[Stored dataset items]
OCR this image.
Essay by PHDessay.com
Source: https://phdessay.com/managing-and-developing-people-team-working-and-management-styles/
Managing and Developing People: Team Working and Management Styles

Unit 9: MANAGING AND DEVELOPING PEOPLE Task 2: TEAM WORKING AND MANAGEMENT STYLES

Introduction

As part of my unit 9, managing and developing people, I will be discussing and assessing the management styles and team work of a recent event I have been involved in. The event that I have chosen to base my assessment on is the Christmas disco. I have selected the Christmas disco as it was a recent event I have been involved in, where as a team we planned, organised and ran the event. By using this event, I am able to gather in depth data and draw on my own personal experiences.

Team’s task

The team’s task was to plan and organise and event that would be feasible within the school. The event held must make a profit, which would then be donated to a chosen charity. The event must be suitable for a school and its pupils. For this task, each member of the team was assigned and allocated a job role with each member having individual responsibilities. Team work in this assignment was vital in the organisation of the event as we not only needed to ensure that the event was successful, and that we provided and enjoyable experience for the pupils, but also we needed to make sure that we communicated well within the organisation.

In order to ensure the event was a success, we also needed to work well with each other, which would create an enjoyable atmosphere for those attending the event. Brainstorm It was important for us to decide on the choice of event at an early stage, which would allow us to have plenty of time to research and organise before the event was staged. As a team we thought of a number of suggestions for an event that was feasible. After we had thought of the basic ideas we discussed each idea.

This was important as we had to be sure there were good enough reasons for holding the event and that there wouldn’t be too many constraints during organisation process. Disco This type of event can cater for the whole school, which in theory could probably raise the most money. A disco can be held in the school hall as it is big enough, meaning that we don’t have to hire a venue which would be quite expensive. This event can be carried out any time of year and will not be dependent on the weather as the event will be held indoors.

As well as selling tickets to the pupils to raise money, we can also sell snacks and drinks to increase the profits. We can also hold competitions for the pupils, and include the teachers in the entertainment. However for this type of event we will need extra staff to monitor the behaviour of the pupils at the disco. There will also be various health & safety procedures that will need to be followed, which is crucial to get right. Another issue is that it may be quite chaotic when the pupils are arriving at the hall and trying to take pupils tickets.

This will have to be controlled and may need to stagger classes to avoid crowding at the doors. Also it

**Short problem**
Using the data above, print every record exactly as shown.

**In response**
OCR this image.
Essay by PHDessay.com
Source: https://phdessay.com/managing-and-developing-people-team-working-and-management-styles/
Managing and Developing People: Team Working and Management Styles

Unit 9: MANAGING AND DEVELOPING PEOPLE Task 2: TEAM WORKING AND MANAGEMENT STYLES

Introduction

As part of my unit 9, managing and developing people, I will be discussing and assessing the management styles and team work of a recent event I have been involved in. The event that I have chosen to base my assessment on is the Christmas disco. I have selected the Christmas disco as it was a recent event I have been involved in, where as a team we planned, organised and ran the event. By using this event, I am able to gather in depth data and draw on my own personal experiences.

Team’s task

The team’s task was to plan and organise and event that would be feasible within the school. The event held must make a profit, which would then be donated to a chosen charity. The event must be suitable for a school and its pupils. For this task, each member of the team was assigned and allocated a job role with each member having individual responsibilities. Team work in this assignment was vital in the organisation of the event as we not only needed to ensure that the event was successful, and that we provided and enjoyable experience for the pupils, but also we needed to make sure that we communicated well within the organisation.

In order to ensure the event was a success, we also needed to work well with each other, which would create an enjoyable atmosphere for those attending the event. Brainstorm It was important for us to decide on the choice of event at an early stage, which would allow us to have plenty of time to research and organise before the event was staged. As a team we thought of a number of suggestions for an event that was feasible. After we had thought of the basic ideas we discussed each idea.

This was important as we had to be sure there were good enough reasons for holding the event and that there wouldn’t be too many constraints during organisation process. Disco This type of event can cater for the whole school, which in theory could probably raise the most money. A disco can be held in the school hall as it is big enough, meaning that we don’t have to hire a venue which would be quite expensive. This event can be carried out any time of year and will not be dependent on the weather as the event will be held indoors.

As well as selling tickets to the pupils to raise money, we can also sell snacks and drinks to increase the profits. We can also hold competitions for the pupils, and include the teachers in the entertainment. However for this type of event we will need extra staff to monitor the behaviour of the pupils at the disco. There will also be various health & safety procedures that will need to be followed, which is crucial to get right. Another issue is that it may be quite chaotic when the pupils are arriving at the hall and trying to take pupils tickets.

This will have to be controlled and may need to stagger classes to avoid crowding at the doors. Also it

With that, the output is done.